*** Listed records
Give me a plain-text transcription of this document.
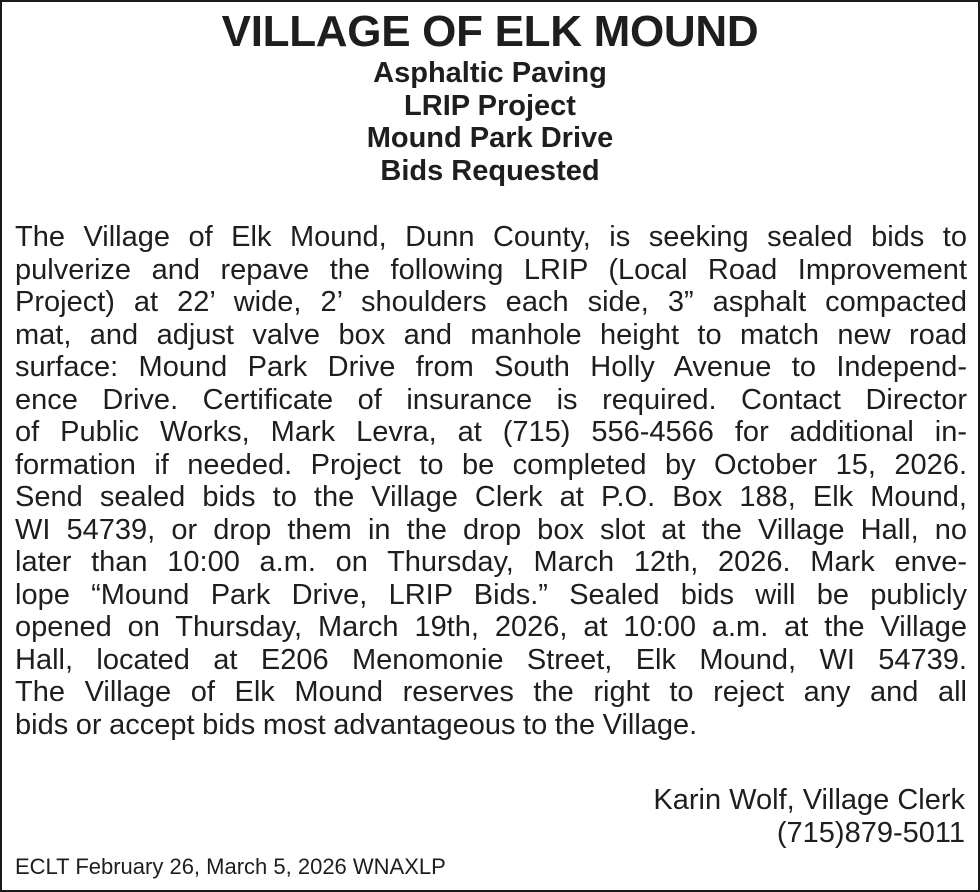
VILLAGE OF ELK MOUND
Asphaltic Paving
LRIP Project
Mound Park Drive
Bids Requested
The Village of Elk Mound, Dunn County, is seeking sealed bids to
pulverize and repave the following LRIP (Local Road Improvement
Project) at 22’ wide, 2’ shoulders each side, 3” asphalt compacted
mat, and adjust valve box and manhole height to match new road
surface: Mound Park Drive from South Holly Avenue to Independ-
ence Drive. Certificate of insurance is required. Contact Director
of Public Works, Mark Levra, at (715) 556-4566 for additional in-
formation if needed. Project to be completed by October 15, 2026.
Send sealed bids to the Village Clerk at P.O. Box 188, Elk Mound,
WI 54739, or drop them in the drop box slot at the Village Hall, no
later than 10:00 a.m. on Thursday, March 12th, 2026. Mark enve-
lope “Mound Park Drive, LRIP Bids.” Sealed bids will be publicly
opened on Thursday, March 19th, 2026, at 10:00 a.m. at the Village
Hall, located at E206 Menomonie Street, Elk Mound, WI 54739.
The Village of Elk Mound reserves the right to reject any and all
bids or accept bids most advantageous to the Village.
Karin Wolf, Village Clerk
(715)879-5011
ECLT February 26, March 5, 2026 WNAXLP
******
Copy out each line of the records that holds the string "LRIP".

LRIP Project
pulverize and repave the following LRIP (Local Road Improvement
lope “Mound Park Drive, LRIP Bids.” Sealed bids will be publicly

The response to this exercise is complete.